WHAT IS BEING ASKED: Your task is to copy every line of this material exactly.

DATASET EXCERPTS:

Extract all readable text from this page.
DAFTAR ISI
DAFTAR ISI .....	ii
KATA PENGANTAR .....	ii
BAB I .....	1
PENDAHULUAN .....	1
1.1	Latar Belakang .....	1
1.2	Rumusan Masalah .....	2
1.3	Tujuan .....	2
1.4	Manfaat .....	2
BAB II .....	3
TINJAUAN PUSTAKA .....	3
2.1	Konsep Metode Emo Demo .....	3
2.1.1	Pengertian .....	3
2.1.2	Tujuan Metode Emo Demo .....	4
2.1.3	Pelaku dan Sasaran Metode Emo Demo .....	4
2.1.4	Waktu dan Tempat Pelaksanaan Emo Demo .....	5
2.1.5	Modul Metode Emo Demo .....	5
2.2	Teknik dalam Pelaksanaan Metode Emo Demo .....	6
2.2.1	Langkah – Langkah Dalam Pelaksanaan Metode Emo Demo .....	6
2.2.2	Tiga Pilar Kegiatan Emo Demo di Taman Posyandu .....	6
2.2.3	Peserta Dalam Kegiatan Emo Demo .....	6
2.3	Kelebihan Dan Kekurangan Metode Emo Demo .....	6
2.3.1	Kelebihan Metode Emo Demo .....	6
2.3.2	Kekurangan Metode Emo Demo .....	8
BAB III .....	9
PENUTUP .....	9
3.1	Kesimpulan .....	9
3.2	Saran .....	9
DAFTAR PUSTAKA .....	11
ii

REPLY TO THE TASK:
Extract all readable text from this page.
DAFTAR ISI
DAFTAR ISI .....	ii
KATA PENGANTAR .....	ii
BAB I .....	1
PENDAHULUAN .....	1
1.1	Latar Belakang .....	1
1.2	Rumusan Masalah .....	2
1.3	Tujuan .....	2
1.4	Manfaat .....	2
BAB II .....	3
TINJAUAN PUSTAKA .....	3
2.1	Konsep Metode Emo Demo .....	3
2.1.1	Pengertian .....	3
2.1.2	Tujuan Metode Emo Demo .....	4
2.1.3	Pelaku dan Sasaran Metode Emo Demo .....	4
2.1.4	Waktu dan Tempat Pelaksanaan Emo Demo .....	5
2.1.5	Modul Metode Emo Demo .....	5
2.2	Teknik dalam Pelaksanaan Metode Emo Demo .....	6
2.2.1	Langkah – Langkah Dalam Pelaksanaan Metode Emo Demo .....	6
2.2.2	Tiga Pilar Kegiatan Emo Demo di Taman Posyandu .....	6
2.2.3	Peserta Dalam Kegiatan Emo Demo .....	6
2.3	Kelebihan Dan Kekurangan Metode Emo Demo .....	6
2.3.1	Kelebihan Metode Emo Demo .....	6
2.3.2	Kekurangan Metode Emo Demo .....	8
BAB III .....	9
PENUTUP .....	9
3.1	Kesimpulan .....	9
3.2	Saran .....	9
DAFTAR PUSTAKA .....	11
ii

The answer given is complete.